**The request**
Identify every line in the records below that contains the word "name", and copy each of those lines.

Start

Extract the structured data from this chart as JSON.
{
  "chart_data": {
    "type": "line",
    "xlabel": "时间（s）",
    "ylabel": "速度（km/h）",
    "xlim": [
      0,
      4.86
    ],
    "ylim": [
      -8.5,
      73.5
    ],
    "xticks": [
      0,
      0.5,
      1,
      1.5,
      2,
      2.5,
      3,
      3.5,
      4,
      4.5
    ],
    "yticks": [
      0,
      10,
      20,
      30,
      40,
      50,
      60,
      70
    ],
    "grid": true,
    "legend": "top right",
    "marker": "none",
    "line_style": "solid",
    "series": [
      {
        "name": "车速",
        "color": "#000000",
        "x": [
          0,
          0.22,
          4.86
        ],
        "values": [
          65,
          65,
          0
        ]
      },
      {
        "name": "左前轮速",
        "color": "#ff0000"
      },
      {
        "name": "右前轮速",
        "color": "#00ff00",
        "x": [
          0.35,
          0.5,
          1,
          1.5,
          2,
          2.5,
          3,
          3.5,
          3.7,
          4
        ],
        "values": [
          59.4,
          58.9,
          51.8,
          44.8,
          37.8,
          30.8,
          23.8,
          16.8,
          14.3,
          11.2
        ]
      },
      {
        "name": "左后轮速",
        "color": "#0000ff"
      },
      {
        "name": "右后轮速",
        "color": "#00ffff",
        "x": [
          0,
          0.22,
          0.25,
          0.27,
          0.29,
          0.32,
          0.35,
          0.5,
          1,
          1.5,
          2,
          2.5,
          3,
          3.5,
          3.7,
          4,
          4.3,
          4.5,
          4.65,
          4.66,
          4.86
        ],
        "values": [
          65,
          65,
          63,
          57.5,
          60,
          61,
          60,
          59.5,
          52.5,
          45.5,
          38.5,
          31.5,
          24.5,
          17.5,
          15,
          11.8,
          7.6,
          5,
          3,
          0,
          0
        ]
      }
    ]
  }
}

End

**Exercise output**
        "name": "车速",
        "name": "左前轮速",
        "name": "右前轮速",
        "name": "左后轮速",
        "name": "右后轮速",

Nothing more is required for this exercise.